To do —
1) List each thing that the page on interpreting a model says you can optionally specify when running interpretations from the MLI page.
2) In the page on interpreting a model, write out the stretch from "Run Interpretations from" through "use for interpretation.".

Selected extract —
++++++++
Interpreting a Model

Model Interpretations can be run on a Driverless AI experiment or on the predictions created by an External Model (i.e not a Driverless Model).

Interpreting a Driverless AI Model

A completed Driverless AI model can be interpreted either from the MLI Page from the top main menu or from the Completed experiments Page.

Notes:

  • This release deprecates MLI experiments run in Driverless AI 1.8.9 and earlier. MLI migration is not supported for experiments from versions <= 1.8.9 i.e user cannot directly run interpretaions on a Driverless AI model built using versions 1.8.9 and earlier but can still view them if already built in those versions.

  • MLI does not require an Internet connection to run on current models.

Run Interpretations from MLI page

This method lets you run model interpretation on a Driverless AI model. This method is similar to clicking “Interpret This Model” on an experiment summary page but provides more control via the MLI expert settings and recipes.

  1. Click the MLI link in the upper-right corner of the UI to view a list of interpreted models.

  2. Click the New Interpretation button.

  3. Select the dataset that was used to train the model that you will use for interpretation.

  4. Specify the Driverless AI model that you want to use for the interpretation. Once selected, the Target Column used for the model will be selected.

  5. Optionally specify the MLI recipes (including Autodooc) to run.

  1. Optionally specify any additional MLI Expert Settings to use when running this interpretation.

  2. Optionally specify a weight column.

  3. Optionally specify one or more dropped columns. Columns that were dropped when the model was created are automatically dropped for the interpretation.

  4. Click the Launch MLI button.
++++++++
[Saved entries]
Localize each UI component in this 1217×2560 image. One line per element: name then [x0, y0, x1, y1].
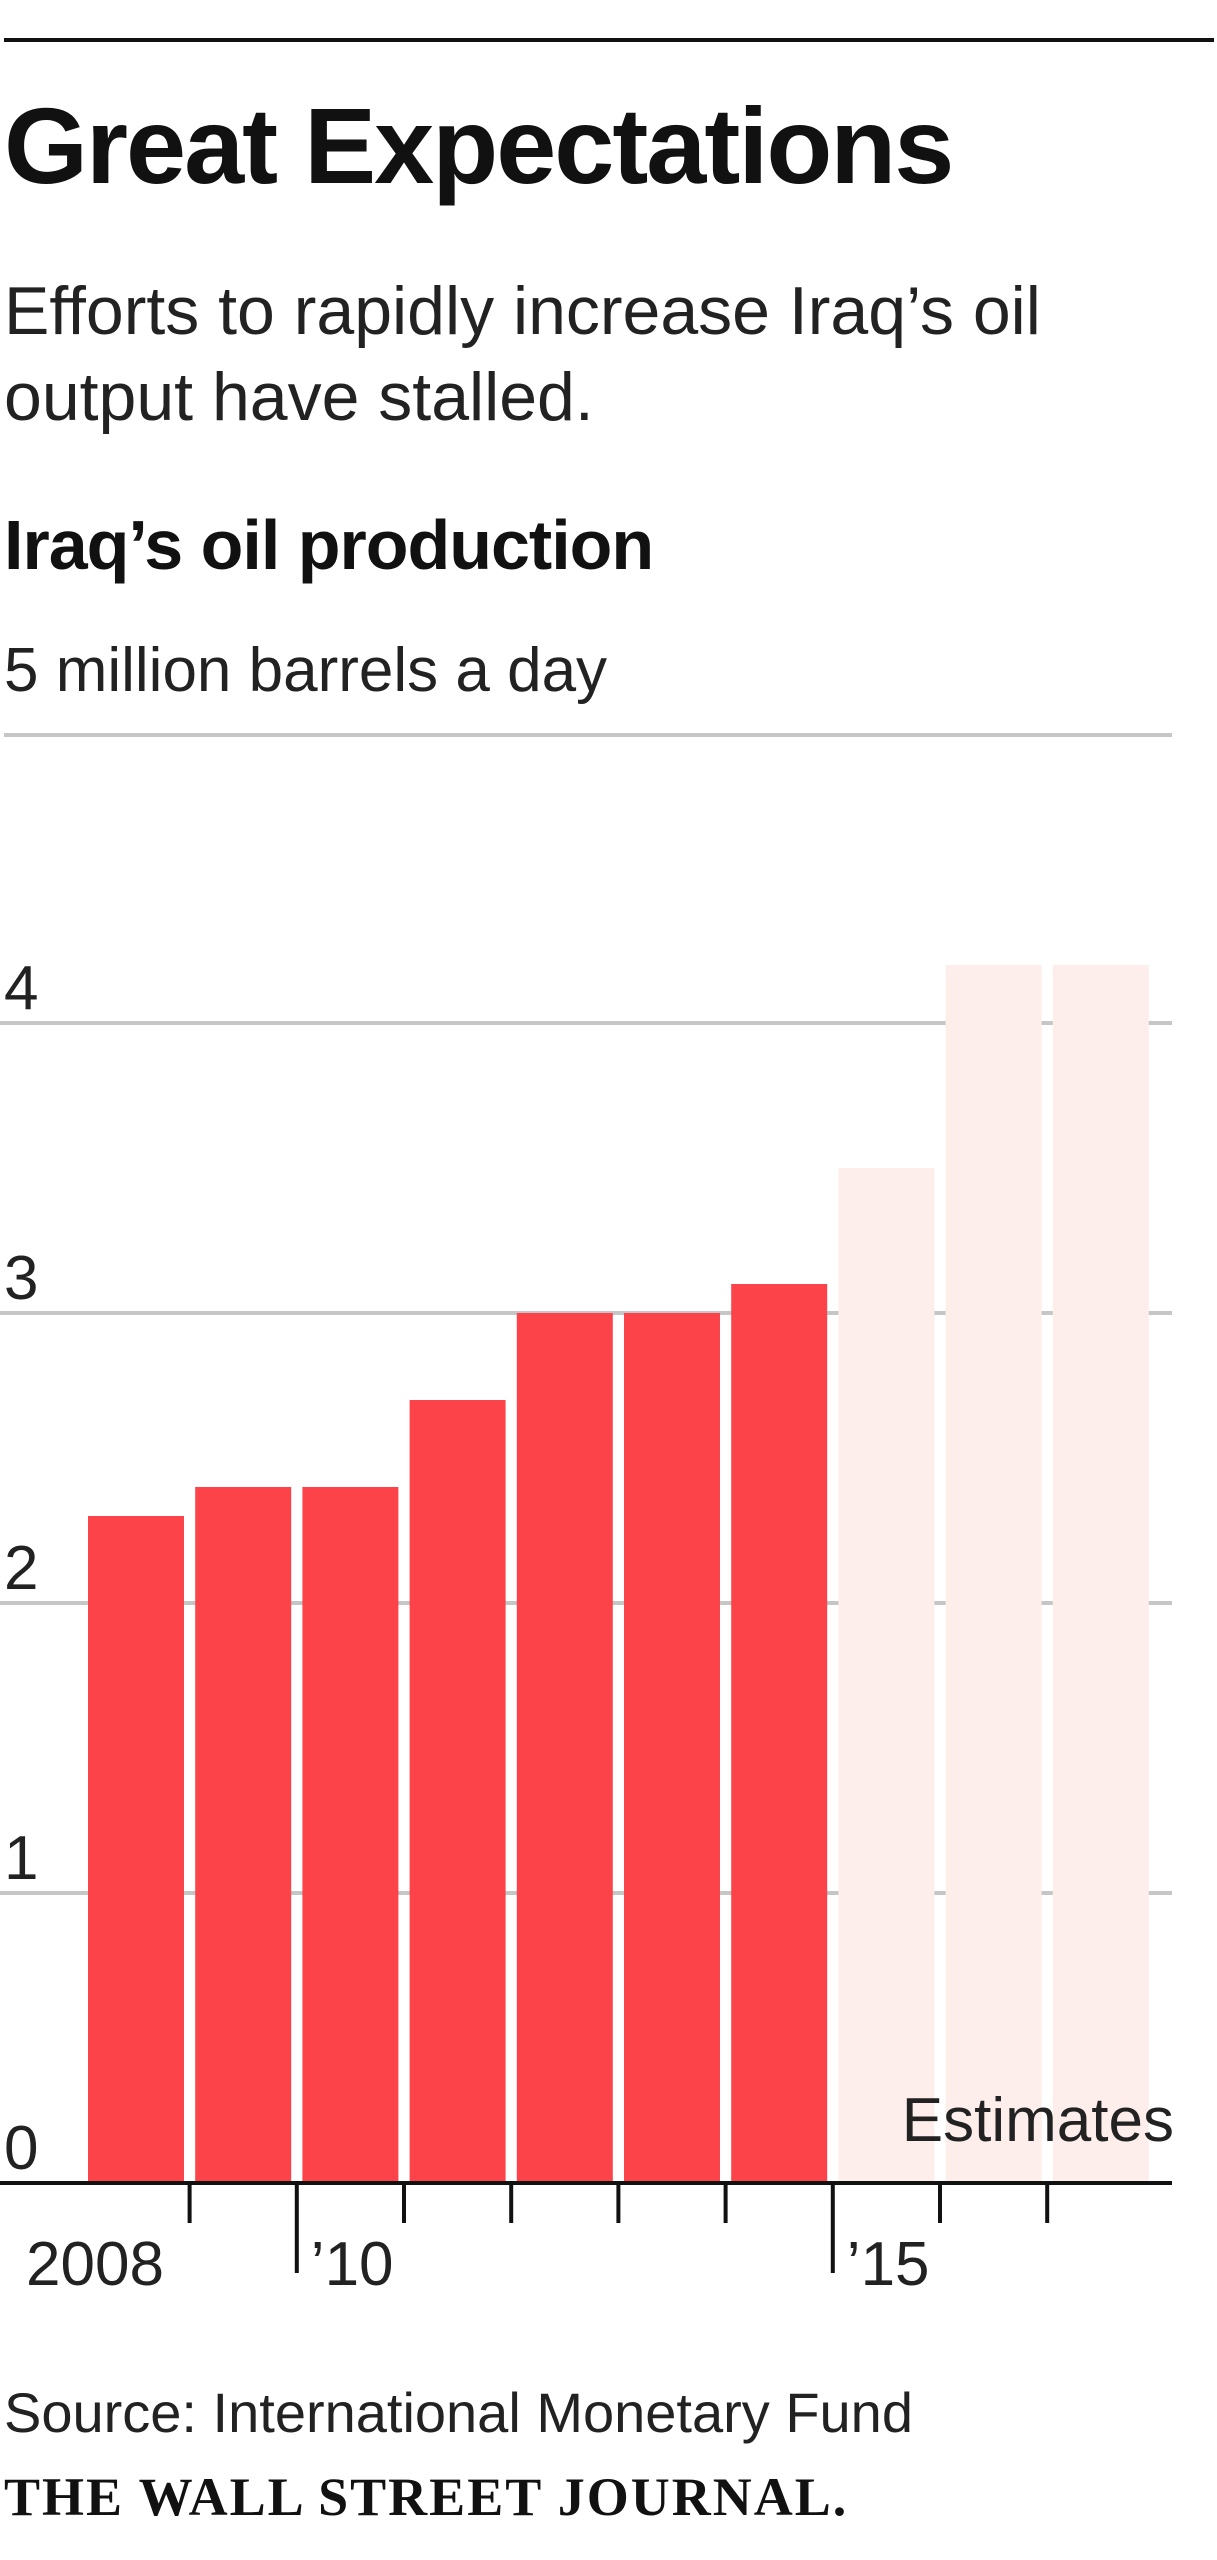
top-rule [4, 38, 1214, 42]
y-tick-label-3: 3 [4, 1244, 38, 1313]
y-tick-label-4: 4 [4, 954, 38, 1023]
bar-2015-estimate [838, 1168, 935, 2183]
bar-2010 [302, 1487, 399, 2183]
y-tick-label-2: 2 [4, 1534, 38, 1603]
headline: Great Expectations [4, 85, 954, 206]
wsj-logo: THE WALL STREET JOURNAL. [4, 2467, 849, 2527]
bar-2017-estimate [1052, 965, 1149, 2183]
bar-2009 [195, 1487, 292, 2183]
x-tick-label-2010: ’10 [311, 2230, 394, 2299]
y-tick-labels: 0 1 2 3 4 [4, 954, 38, 2183]
source-note: Source: International Monetary Fund [4, 2381, 913, 2444]
x-tick-label-2015: ’15 [847, 2230, 930, 2299]
bar-2014 [731, 1284, 828, 2183]
header-rule [4, 733, 1172, 737]
bar-2013 [624, 1313, 720, 2183]
annotations: Estimates [902, 2086, 1174, 2155]
bar-2011 [409, 1400, 506, 2183]
bars [88, 965, 1149, 2183]
x-tick-label-2008: 2008 [26, 2230, 164, 2299]
unit-label: 5 million barrels a day [4, 636, 608, 705]
annotation-estimates: Estimates [902, 2086, 1174, 2155]
x-axis: 2008 ’10 ’15 [0, 2181, 1172, 2299]
bar-2008 [88, 1516, 184, 2183]
bar-2012 [516, 1313, 613, 2183]
bar-2016-estimate [945, 965, 1042, 2183]
subheadline: Efforts to rapidly increase Iraq’s oil o… [4, 273, 1041, 435]
y-tick-label-0: 0 [4, 2114, 38, 2183]
chart-title: Iraq’s oil production [4, 506, 654, 584]
y-tick-label-1: 1 [4, 1824, 38, 1893]
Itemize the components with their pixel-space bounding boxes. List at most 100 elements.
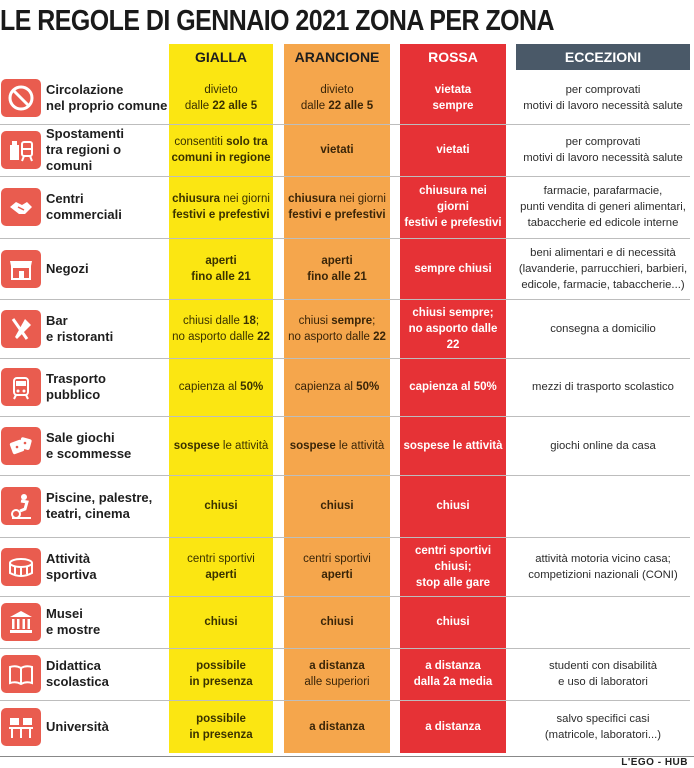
cell-line: tabaccherie ed edicole interne <box>520 215 686 231</box>
cell-line: aperti <box>307 253 366 269</box>
cell-line: chiusi <box>320 614 353 630</box>
cell-line: chiusi <box>320 498 353 514</box>
cell-line: stop alle gare <box>415 575 491 591</box>
row-label-line: e mostre <box>46 622 101 637</box>
cell-line: no asporto dalle 22 <box>288 329 386 345</box>
row-label: Trasporto pubblico <box>46 358 168 416</box>
row-label-line: Centri <box>46 191 84 206</box>
cell-eccezioni: farmacie, parafarmacie, punti vendita di … <box>516 176 690 238</box>
row-label: Sale giochi e scommesse <box>46 416 168 475</box>
handshake-icon <box>1 188 41 226</box>
row-label-line: Spostamenti <box>46 126 125 141</box>
cell-rossa: capienza al 50% <box>400 358 506 416</box>
cell-line: possibile <box>189 658 252 674</box>
cell-eccezioni: beni alimentari e di necessità (lavanderi… <box>516 238 690 299</box>
cell-gialla: chiusi dalle 18; no asporto dalle 22 <box>169 299 273 358</box>
cell-line: divieto <box>301 82 373 98</box>
cell-text: divieto <box>204 84 238 96</box>
cell-text: vietati <box>320 144 354 156</box>
cell-text: dalle <box>184 100 213 112</box>
cell-text: competizioni nazionali (CONI) <box>528 568 678 581</box>
cell-text: per comprovati <box>565 136 641 148</box>
cell-gialla: possibile in presenza <box>169 648 273 700</box>
cell-rossa: centri sportivi chiusi; stop alle gare <box>400 537 506 596</box>
shop-icon <box>1 249 41 288</box>
row-label-line: Bar <box>46 312 68 328</box>
table-row: Trasporto pubblico capienza al 50% capienza… <box>0 358 694 416</box>
cell-arancione: vietati <box>284 124 390 176</box>
cell-eccezioni <box>516 475 690 537</box>
cell-text: ; <box>372 314 376 327</box>
cell-line: a distanza <box>425 719 481 735</box>
table-row: Musei e mostre chiusi chiusi chiusi <box>0 596 694 648</box>
cell-line: a distanza <box>414 658 493 674</box>
cell-line: centri sportivi <box>303 551 371 567</box>
cell-text: a distanza <box>425 720 481 733</box>
cell-line: aperti <box>303 567 371 583</box>
cell-text: chiusi <box>320 616 354 628</box>
cell-line: per comprovati <box>523 82 683 98</box>
cell-text: solo tra <box>226 136 268 148</box>
cell-text: nei giorni <box>336 193 386 205</box>
cell-text: attività motoria vicino casa; <box>535 552 671 565</box>
credit: L'EGO - HUB <box>621 757 688 768</box>
cell-arancione: divieto dalle 22 alle 5 <box>284 72 390 124</box>
cell-text: (matricole, laboratori...) <box>544 728 662 741</box>
stadium-icon <box>1 547 41 586</box>
table-row: Bar e ristoranti chiusi dalle 18; no asport… <box>0 299 694 358</box>
cell-text: 22 alle 5 <box>328 100 374 112</box>
cell-text: chiusi <box>320 500 354 512</box>
cell-text: consentiti <box>174 136 227 148</box>
cell-arancione: capienza al 50% <box>284 358 390 416</box>
row-label-line: Università <box>46 718 109 734</box>
cell-text: le attività <box>335 439 385 452</box>
cell-line: mezzi di trasporto scolastico <box>532 379 674 395</box>
cell-text: possibile <box>196 712 246 725</box>
cell-line: chiusi; <box>415 559 491 575</box>
cell-text: divieto <box>320 84 354 96</box>
cell-line: punti vendita di generi alimentari, <box>520 199 686 215</box>
tram-icon <box>1 368 41 406</box>
row-divider <box>0 596 690 597</box>
cell-line: farmacie, parafarmacie, <box>520 183 686 199</box>
row-label-line: Attività <box>46 550 91 566</box>
no-entry-icon <box>1 79 41 117</box>
cell-line: a distanza <box>304 658 369 674</box>
cell-line: divieto <box>185 82 257 98</box>
exercise-bike-icon <box>1 487 41 525</box>
row-label-line: teatri, cinema <box>46 506 130 521</box>
cell-text: dalle <box>300 100 329 112</box>
cell-text: nei giorni <box>220 193 270 205</box>
row-label: Musei e mostre <box>46 596 168 648</box>
cell-rossa: chiusura nei giorni festivi e prefestivi <box>400 176 506 238</box>
cell-text: mezzi di trasporto scolastico <box>532 381 674 393</box>
cell-eccezioni: giochi online da casa <box>516 416 690 475</box>
cell-eccezioni: studenti con disabilità e uso di laborato… <box>516 648 690 700</box>
cell-line: festivi e prefestivi <box>402 215 504 231</box>
cell-text: in presenza <box>189 676 253 688</box>
cell-arancione: chiusi sempre; no asporto dalle 22 <box>284 299 390 358</box>
cell-eccezioni <box>516 596 690 648</box>
cell-gialla: divieto dalle 22 alle 5 <box>169 72 273 124</box>
cell-text: vietati <box>436 144 470 156</box>
cell-arancione: a distanza <box>284 700 390 753</box>
cell-text: festivi e prefestivi <box>172 209 270 221</box>
cell-line: giochi online da casa <box>550 438 656 454</box>
cell-text: chiusi; <box>434 560 472 573</box>
header-rossa: ROSSA <box>428 49 478 65</box>
row-label-line: e ristoranti <box>46 328 114 344</box>
cell-text: farmacie, parafarmacie, <box>543 185 663 197</box>
header-gialla: GIALLA <box>194 49 248 65</box>
row-divider <box>0 124 690 125</box>
cell-arancione: centri sportivi aperti <box>284 537 390 596</box>
row-divider <box>0 238 690 239</box>
cell-text: consegna a domicilio <box>550 322 656 335</box>
cell-rossa: chiusi sempre; no asporto dalle 22 <box>400 299 506 358</box>
cell-line: no asporto dalle 22 <box>172 329 270 345</box>
cell-gialla: capienza al 50% <box>169 358 273 416</box>
cell-text: stop alle gare <box>415 576 491 589</box>
cell-gialla: consentiti solo tra comuni in regione <box>169 124 273 176</box>
table-row: Didattica scolastica possibile in presenza a… <box>0 648 694 700</box>
cell-text: 50% <box>240 381 264 393</box>
cell-line: sospese le attività <box>290 438 385 454</box>
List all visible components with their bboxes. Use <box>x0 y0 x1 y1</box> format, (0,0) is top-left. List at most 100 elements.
++++++++
Solved problems —
1)
- MLI recipes to run
- Additional MLI Expert Settings
- A weight column
- One or more dropped columns

2)
Run Interpretations from MLI page

This method lets you run model interpretation on a Driverless AI model. This method is similar to clicking “Interpret This Model” on an experiment summary page but provides more control via the MLI expert settings and recipes.

  1. Click the MLI link in the upper-right corner of the UI to view a list of interpreted models.

  2. Click the New Interpretation button.

  3. Select the dataset that was used to train the model that you will use for interpretation.